DATA RECORDS >>
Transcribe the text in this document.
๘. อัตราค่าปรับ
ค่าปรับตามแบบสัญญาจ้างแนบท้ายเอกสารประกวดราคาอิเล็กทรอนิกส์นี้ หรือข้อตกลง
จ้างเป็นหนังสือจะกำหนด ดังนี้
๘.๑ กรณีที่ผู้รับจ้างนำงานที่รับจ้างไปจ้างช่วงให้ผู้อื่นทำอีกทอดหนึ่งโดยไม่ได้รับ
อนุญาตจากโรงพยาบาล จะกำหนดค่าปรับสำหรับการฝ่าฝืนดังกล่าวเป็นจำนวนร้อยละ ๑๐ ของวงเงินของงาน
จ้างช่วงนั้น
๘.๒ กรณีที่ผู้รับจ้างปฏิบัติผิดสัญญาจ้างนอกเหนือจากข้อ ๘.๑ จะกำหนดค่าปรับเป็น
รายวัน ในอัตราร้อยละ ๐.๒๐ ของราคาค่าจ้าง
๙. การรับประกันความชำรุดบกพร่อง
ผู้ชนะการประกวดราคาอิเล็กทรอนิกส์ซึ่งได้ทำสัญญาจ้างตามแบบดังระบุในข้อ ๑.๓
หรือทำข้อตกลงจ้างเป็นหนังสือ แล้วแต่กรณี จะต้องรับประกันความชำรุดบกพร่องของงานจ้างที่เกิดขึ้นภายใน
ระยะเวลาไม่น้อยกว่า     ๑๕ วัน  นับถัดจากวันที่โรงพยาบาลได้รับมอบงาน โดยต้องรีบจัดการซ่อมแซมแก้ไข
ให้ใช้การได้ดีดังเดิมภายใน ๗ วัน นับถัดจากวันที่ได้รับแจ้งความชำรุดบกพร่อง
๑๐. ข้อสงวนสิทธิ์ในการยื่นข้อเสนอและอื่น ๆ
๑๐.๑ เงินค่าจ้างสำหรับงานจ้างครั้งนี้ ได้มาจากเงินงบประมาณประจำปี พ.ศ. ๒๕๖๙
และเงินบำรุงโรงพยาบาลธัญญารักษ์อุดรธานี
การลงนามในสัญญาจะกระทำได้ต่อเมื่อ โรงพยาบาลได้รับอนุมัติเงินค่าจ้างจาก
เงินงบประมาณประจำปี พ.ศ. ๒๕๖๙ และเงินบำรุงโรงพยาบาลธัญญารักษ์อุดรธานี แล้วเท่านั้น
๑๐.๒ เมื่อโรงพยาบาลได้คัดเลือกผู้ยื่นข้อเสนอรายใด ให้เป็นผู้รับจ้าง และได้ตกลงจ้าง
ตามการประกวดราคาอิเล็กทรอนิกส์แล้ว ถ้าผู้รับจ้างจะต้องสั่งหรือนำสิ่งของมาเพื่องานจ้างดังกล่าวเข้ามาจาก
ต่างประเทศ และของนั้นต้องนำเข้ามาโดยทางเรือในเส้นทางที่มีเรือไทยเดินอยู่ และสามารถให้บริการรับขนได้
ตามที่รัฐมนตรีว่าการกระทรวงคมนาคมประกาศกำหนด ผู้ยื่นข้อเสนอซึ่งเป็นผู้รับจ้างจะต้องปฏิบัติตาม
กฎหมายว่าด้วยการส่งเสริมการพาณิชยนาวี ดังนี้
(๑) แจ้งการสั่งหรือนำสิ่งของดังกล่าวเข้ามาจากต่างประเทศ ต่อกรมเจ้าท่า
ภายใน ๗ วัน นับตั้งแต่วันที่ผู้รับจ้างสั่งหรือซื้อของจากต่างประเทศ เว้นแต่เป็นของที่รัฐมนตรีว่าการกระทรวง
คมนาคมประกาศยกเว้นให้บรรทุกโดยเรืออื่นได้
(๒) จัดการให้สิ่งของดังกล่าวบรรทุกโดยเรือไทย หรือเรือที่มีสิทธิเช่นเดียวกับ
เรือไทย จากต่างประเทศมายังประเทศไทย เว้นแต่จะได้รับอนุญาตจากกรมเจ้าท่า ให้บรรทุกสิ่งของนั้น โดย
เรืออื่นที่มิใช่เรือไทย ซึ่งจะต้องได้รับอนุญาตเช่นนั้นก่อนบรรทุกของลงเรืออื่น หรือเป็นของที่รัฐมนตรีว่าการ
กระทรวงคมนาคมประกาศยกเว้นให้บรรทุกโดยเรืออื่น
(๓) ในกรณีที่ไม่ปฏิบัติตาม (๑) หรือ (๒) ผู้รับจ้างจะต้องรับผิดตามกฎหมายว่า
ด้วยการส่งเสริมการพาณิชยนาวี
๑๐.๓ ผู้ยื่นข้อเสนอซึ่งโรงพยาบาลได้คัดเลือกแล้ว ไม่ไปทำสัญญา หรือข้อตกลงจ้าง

WHAT IS BEING ASKED >> Extract from the data every line where "กทรอน" shows up.

RESPONSE BELOW >>
ค่าปรับตามแบบสัญญาจ้างแนบท้ายเอกสารประกวดราคาอิเล็กทรอนิกส์นี้ หรือข้อตกลง
ผู้ชนะการประกวดราคาอิเล็กทรอนิกส์ซึ่งได้ทำสัญญาจ้างตามแบบดังระบุในข้อ ๑.๓
ตามการประกวดราคาอิเล็กทรอนิกส์แล้ว ถ้าผู้รับจ้างจะต้องสั่งหรือนำสิ่งของมาเพื่องานจ้างดังกล่าวเข้ามาจาก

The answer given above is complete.